> _RECORDS FOR PROCESSING_:
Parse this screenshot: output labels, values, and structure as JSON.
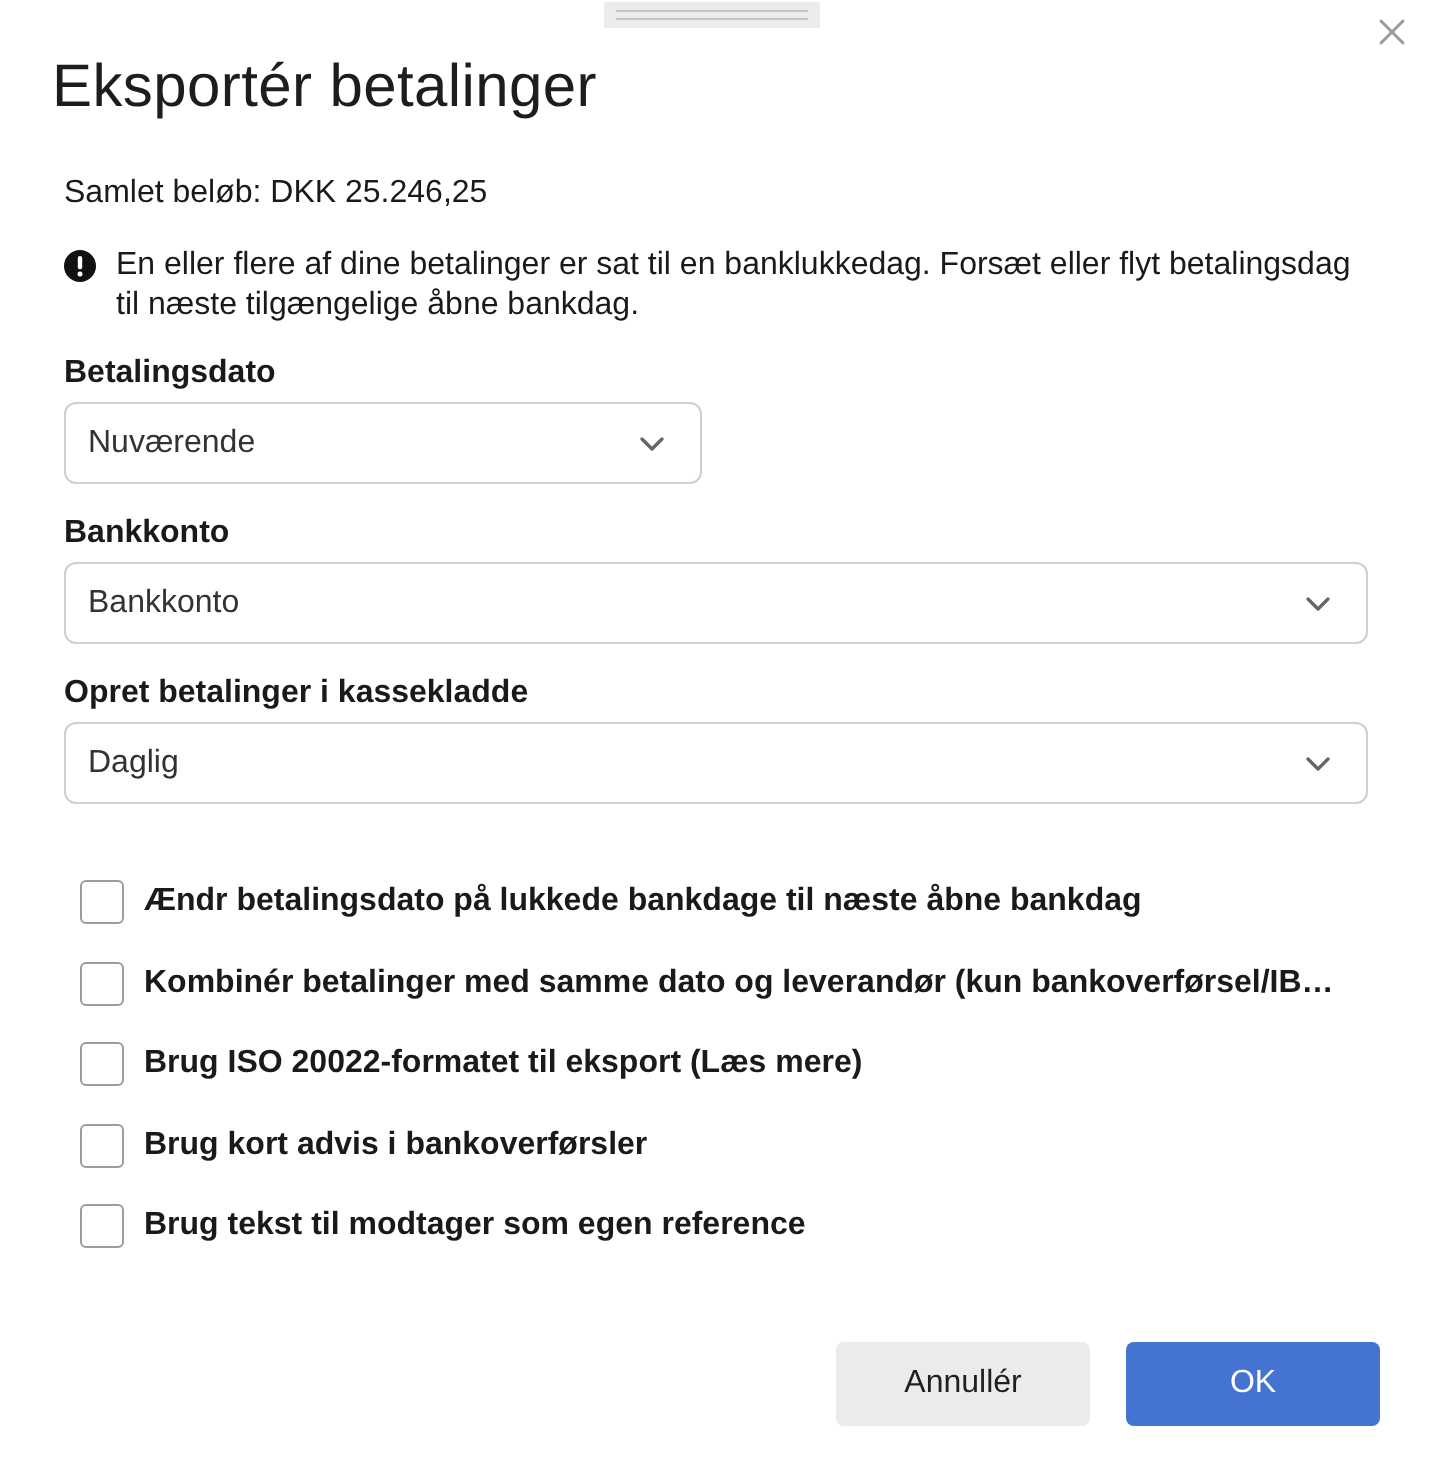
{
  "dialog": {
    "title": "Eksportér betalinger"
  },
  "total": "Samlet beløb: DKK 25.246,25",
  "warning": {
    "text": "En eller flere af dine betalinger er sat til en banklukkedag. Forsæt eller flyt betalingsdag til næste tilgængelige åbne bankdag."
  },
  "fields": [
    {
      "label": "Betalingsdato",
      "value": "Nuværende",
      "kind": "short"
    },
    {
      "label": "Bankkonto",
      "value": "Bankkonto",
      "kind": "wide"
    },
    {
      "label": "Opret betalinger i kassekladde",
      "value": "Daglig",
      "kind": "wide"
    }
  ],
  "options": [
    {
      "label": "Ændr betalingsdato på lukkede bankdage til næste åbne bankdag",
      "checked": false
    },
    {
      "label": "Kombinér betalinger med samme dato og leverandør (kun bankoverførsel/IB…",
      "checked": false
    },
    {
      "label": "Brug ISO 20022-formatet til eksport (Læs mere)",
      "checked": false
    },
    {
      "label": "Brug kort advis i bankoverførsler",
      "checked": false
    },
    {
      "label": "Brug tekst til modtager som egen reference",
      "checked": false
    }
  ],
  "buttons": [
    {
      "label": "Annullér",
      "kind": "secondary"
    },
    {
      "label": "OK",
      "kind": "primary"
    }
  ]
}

---

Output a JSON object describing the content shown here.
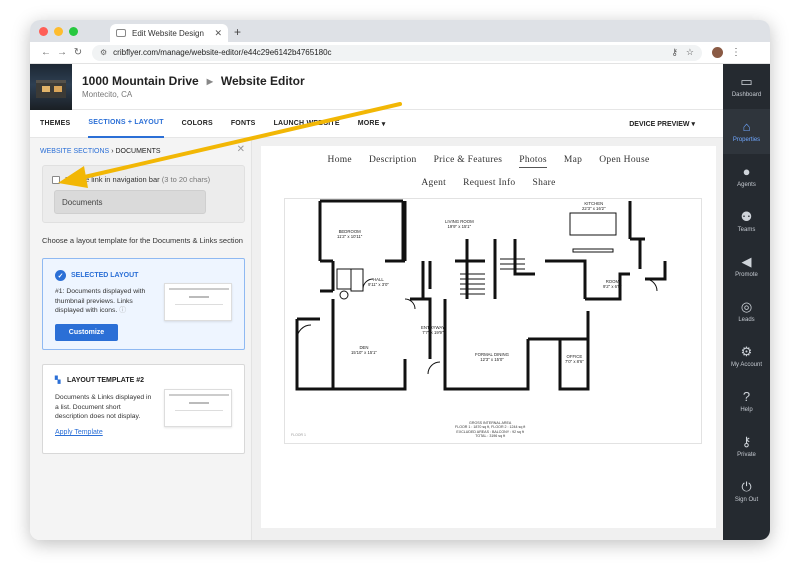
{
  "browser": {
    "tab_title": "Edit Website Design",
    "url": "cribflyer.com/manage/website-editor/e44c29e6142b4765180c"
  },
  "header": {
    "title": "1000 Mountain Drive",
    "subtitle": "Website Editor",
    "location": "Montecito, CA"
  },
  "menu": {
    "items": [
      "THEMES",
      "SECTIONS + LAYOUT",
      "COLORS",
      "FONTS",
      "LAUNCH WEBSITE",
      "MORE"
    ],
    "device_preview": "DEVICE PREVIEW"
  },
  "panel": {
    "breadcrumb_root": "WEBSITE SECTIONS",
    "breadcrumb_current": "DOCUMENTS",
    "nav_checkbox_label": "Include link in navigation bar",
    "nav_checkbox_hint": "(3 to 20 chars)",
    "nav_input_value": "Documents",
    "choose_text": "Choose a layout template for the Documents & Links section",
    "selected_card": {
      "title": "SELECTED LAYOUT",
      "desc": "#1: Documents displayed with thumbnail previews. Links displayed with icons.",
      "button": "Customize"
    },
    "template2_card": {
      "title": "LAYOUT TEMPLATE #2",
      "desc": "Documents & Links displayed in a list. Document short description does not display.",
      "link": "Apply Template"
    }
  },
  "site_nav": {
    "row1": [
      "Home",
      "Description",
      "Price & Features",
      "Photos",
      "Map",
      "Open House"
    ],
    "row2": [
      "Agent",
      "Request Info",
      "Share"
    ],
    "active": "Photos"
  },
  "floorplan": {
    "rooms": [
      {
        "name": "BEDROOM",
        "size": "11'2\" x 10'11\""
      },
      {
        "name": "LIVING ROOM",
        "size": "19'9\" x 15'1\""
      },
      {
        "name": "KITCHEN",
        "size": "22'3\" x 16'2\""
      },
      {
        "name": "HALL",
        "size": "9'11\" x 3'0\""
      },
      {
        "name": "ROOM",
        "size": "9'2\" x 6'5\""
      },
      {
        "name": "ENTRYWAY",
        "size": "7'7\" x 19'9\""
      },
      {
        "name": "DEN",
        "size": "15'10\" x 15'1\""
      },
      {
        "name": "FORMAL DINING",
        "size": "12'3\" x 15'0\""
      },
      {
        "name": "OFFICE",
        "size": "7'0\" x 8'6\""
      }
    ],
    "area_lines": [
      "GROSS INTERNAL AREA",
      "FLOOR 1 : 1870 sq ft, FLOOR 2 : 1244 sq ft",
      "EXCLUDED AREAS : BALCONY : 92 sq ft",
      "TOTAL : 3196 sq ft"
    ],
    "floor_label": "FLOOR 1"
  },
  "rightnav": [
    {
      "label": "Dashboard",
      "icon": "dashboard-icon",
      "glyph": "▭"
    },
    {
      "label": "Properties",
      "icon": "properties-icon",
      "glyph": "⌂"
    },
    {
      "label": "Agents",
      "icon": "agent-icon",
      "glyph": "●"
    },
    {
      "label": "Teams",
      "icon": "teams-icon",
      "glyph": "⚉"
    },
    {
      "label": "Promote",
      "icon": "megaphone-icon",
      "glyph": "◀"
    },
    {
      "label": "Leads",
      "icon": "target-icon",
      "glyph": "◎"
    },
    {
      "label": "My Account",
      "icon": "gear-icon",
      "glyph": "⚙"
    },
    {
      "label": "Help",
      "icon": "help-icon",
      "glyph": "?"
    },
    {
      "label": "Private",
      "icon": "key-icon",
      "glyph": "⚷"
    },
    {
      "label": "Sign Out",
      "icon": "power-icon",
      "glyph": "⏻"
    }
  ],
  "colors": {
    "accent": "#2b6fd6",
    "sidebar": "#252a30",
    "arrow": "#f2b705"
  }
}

--

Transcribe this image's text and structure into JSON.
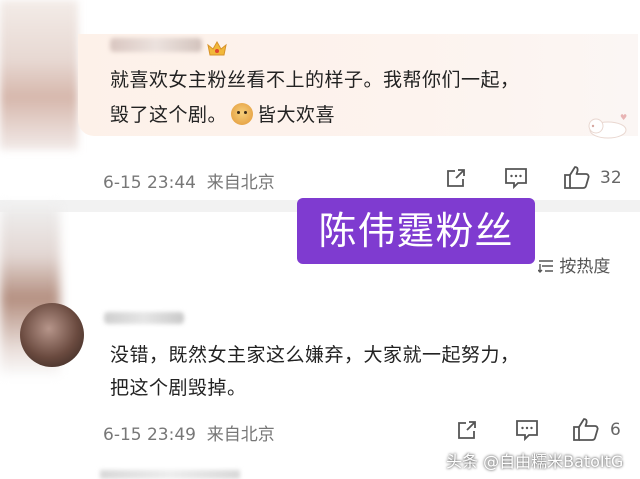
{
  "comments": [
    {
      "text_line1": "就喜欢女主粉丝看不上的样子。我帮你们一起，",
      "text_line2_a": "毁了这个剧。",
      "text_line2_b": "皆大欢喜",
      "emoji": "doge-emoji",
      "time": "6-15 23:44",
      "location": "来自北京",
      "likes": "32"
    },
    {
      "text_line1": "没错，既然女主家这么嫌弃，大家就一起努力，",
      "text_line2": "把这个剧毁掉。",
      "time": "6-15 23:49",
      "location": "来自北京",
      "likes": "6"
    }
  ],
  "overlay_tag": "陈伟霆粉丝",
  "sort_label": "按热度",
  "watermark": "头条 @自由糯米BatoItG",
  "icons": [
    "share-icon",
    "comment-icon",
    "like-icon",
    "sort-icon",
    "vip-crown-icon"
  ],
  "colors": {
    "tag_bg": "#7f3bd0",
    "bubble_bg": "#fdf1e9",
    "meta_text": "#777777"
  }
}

> _TASK TO CARRY OUT_: Show the lines of the records that contain the word "glyph".

> _TASK SOLUTION_:
      "glyph": "▭"
      "glyph": "⌂"
      "glyph": "●"
      "glyph": "⚉"
      "glyph": "◀"
      "glyph": "◎"
      "glyph": "⚙"
      "glyph": "?"
      "glyph": "⚷"
      "glyph": "⏻"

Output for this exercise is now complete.